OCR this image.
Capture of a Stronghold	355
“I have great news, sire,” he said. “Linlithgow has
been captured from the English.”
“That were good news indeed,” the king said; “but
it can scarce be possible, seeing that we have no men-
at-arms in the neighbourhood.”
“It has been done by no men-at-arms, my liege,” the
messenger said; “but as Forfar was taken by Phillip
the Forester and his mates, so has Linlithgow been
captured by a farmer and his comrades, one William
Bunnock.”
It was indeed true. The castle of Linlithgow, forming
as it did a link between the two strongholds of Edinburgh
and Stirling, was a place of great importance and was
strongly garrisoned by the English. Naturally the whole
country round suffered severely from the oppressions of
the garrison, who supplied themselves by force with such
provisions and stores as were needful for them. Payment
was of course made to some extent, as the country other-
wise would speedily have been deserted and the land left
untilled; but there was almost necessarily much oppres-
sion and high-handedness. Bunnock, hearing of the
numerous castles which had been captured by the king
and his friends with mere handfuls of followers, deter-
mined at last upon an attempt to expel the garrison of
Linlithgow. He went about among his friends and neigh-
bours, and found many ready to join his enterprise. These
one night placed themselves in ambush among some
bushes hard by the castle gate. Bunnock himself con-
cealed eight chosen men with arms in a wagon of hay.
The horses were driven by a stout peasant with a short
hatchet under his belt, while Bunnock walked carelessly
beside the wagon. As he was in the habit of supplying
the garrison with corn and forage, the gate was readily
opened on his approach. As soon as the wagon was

::::::::::

▶ [Exercise]:
Return all of the data exactly as it reads.

▶ [In response]:
OCR this image.
Capture of a Stronghold	355
“I have great news, sire,” he said. “Linlithgow has
been captured from the English.”
“That were good news indeed,” the king said; “but
it can scarce be possible, seeing that we have no men-
at-arms in the neighbourhood.”
“It has been done by no men-at-arms, my liege,” the
messenger said; “but as Forfar was taken by Phillip
the Forester and his mates, so has Linlithgow been
captured by a farmer and his comrades, one William
Bunnock.”
It was indeed true. The castle of Linlithgow, forming
as it did a link between the two strongholds of Edinburgh
and Stirling, was a place of great importance and was
strongly garrisoned by the English. Naturally the whole
country round suffered severely from the oppressions of
the garrison, who supplied themselves by force with such
provisions and stores as were needful for them. Payment
was of course made to some extent, as the country other-
wise would speedily have been deserted and the land left
untilled; but there was almost necessarily much oppres-
sion and high-handedness. Bunnock, hearing of the
numerous castles which had been captured by the king
and his friends with mere handfuls of followers, deter-
mined at last upon an attempt to expel the garrison of
Linlithgow. He went about among his friends and neigh-
bours, and found many ready to join his enterprise. These
one night placed themselves in ambush among some
bushes hard by the castle gate. Bunnock himself con-
cealed eight chosen men with arms in a wagon of hay.
The horses were driven by a stout peasant with a short
hatchet under his belt, while Bunnock walked carelessly
beside the wagon. As he was in the habit of supplying
the garrison with corn and forage, the gate was readily
opened on his approach. As soon as the wagon was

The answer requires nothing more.